STORED DATA —

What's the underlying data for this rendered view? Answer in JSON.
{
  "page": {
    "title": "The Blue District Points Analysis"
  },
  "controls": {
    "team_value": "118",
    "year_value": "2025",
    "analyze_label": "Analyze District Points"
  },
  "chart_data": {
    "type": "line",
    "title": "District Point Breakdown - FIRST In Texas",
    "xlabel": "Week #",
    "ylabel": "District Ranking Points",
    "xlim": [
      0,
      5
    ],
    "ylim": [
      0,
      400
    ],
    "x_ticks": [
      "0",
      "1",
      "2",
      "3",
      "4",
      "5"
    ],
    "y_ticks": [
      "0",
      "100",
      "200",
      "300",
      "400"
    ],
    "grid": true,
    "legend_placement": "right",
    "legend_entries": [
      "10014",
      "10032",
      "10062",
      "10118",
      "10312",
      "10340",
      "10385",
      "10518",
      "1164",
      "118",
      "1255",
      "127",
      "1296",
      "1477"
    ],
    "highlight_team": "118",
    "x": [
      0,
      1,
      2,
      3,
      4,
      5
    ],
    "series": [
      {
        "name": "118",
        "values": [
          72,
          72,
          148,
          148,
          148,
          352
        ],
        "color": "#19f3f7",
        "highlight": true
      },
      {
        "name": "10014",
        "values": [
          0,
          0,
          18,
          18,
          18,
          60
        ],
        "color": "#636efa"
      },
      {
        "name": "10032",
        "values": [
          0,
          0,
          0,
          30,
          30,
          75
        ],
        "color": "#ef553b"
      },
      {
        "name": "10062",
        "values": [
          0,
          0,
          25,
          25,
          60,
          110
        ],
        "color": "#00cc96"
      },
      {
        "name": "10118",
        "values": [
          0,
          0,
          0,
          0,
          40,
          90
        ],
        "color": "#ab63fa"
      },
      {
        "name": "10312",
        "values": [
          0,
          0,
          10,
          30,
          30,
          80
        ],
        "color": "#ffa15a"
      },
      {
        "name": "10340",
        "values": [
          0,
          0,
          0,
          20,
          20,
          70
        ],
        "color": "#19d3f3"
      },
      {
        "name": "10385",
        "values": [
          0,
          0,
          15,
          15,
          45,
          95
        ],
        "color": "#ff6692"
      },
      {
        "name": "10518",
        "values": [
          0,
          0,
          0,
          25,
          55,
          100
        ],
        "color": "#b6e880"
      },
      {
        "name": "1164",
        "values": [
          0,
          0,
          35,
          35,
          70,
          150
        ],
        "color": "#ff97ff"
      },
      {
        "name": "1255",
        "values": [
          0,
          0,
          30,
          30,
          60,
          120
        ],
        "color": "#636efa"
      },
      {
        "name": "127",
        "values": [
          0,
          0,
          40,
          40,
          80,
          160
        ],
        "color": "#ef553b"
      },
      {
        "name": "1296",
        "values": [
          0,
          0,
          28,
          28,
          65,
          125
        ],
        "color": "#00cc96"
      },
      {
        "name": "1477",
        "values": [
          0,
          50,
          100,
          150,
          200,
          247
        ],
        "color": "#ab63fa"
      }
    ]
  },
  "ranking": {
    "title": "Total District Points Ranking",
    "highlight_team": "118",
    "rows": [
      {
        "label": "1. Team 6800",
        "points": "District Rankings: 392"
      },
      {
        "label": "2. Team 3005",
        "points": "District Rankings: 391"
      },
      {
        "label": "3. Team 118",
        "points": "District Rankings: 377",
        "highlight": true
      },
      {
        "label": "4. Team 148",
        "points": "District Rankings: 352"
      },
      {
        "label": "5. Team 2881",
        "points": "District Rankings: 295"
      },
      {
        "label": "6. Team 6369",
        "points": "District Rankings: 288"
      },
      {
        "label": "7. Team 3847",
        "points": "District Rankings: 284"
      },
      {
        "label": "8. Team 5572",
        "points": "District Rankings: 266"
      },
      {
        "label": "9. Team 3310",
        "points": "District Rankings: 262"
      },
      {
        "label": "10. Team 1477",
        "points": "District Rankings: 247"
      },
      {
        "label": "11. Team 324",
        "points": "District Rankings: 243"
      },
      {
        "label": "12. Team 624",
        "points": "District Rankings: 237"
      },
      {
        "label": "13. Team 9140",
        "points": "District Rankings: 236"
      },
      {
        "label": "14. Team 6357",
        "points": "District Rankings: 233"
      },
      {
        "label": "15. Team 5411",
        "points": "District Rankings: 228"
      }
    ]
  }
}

SET EXERCISE — Reproduce the entire listing word for word.

THE SOLUTION —
What's the underlying data for this rendered view? Answer in JSON.
{
  "page": {
    "title": "The Blue District Points Analysis"
  },
  "controls": {
    "team_value": "118",
    "year_value": "2025",
    "analyze_label": "Analyze District Points"
  },
  "chart_data": {
    "type": "line",
    "title": "District Point Breakdown - FIRST In Texas",
    "xlabel": "Week #",
    "ylabel": "District Ranking Points",
    "xlim": [
      0,
      5
    ],
    "ylim": [
      0,
      400
    ],
    "x_ticks": [
      "0",
      "1",
      "2",
      "3",
      "4",
      "5"
    ],
    "y_ticks": [
      "0",
      "100",
      "200",
      "300",
      "400"
    ],
    "grid": true,
    "legend_placement": "right",
    "legend_entries": [
      "10014",
      "10032",
      "10062",
      "10118",
      "10312",
      "10340",
      "10385",
      "10518",
      "1164",
      "118",
      "1255",
      "127",
      "1296",
      "1477"
    ],
    "highlight_team": "118",
    "x": [
      0,
      1,
      2,
      3,
      4,
      5
    ],
    "series": [
      {
        "name": "118",
        "values": [
          72,
          72,
          148,
          148,
          148,
          352
        ],
        "color": "#19f3f7",
        "highlight": true
      },
      {
        "name": "10014",
        "values": [
          0,
          0,
          18,
          18,
          18,
          60
        ],
        "color": "#636efa"
      },
      {
        "name": "10032",
        "values": [
          0,
          0,
          0,
          30,
          30,
          75
        ],
        "color": "#ef553b"
      },
      {
        "name": "10062",
        "values": [
          0,
          0,
          25,
          25,
          60,
          110
        ],
        "color": "#00cc96"
      },
      {
        "name": "10118",
        "values": [
          0,
          0,
          0,
          0,
          40,
          90
        ],
        "color": "#ab63fa"
      },
      {
        "name": "10312",
        "values": [
          0,
          0,
          10,
          30,
          30,
          80
        ],
        "color": "#ffa15a"
      },
      {
        "name": "10340",
        "values": [
          0,
          0,
          0,
          20,
          20,
          70
        ],
        "color": "#19d3f3"
      },
      {
        "name": "10385",
        "values": [
          0,
          0,
          15,
          15,
          45,
          95
        ],
        "color": "#ff6692"
      },
      {
        "name": "10518",
        "values": [
          0,
          0,
          0,
          25,
          55,
          100
        ],
        "color": "#b6e880"
      },
      {
        "name": "1164",
        "values": [
          0,
          0,
          35,
          35,
          70,
          150
        ],
        "color": "#ff97ff"
      },
      {
        "name": "1255",
        "values": [
          0,
          0,
          30,
          30,
          60,
          120
        ],
        "color": "#636efa"
      },
      {
        "name": "127",
        "values": [
          0,
          0,
          40,
          40,
          80,
          160
        ],
        "color": "#ef553b"
      },
      {
        "name": "1296",
        "values": [
          0,
          0,
          28,
          28,
          65,
          125
        ],
        "color": "#00cc96"
      },
      {
        "name": "1477",
        "values": [
          0,
          50,
          100,
          150,
          200,
          247
        ],
        "color": "#ab63fa"
      }
    ]
  },
  "ranking": {
    "title": "Total District Points Ranking",
    "highlight_team": "118",
    "rows": [
      {
        "label": "1. Team 6800",
        "points": "District Rankings: 392"
      },
      {
        "label": "2. Team 3005",
        "points": "District Rankings: 391"
      },
      {
        "label": "3. Team 118",
        "points": "District Rankings: 377",
        "highlight": true
      },
      {
        "label": "4. Team 148",
        "points": "District Rankings: 352"
      },
      {
        "label": "5. Team 2881",
        "points": "District Rankings: 295"
      },
      {
        "label": "6. Team 6369",
        "points": "District Rankings: 288"
      },
      {
        "label": "7. Team 3847",
        "points": "District Rankings: 284"
      },
      {
        "label": "8. Team 5572",
        "points": "District Rankings: 266"
      },
      {
        "label": "9. Team 3310",
        "points": "District Rankings: 262"
      },
      {
        "label": "10. Team 1477",
        "points": "District Rankings: 247"
      },
      {
        "label": "11. Team 324",
        "points": "District Rankings: 243"
      },
      {
        "label": "12. Team 624",
        "points": "District Rankings: 237"
      },
      {
        "label": "13. Team 9140",
        "points": "District Rankings: 236"
      },
      {
        "label": "14. Team 6357",
        "points": "District Rankings: 233"
      },
      {
        "label": "15. Team 5411",
        "points": "District Rankings: 228"
      }
    ]
  }
}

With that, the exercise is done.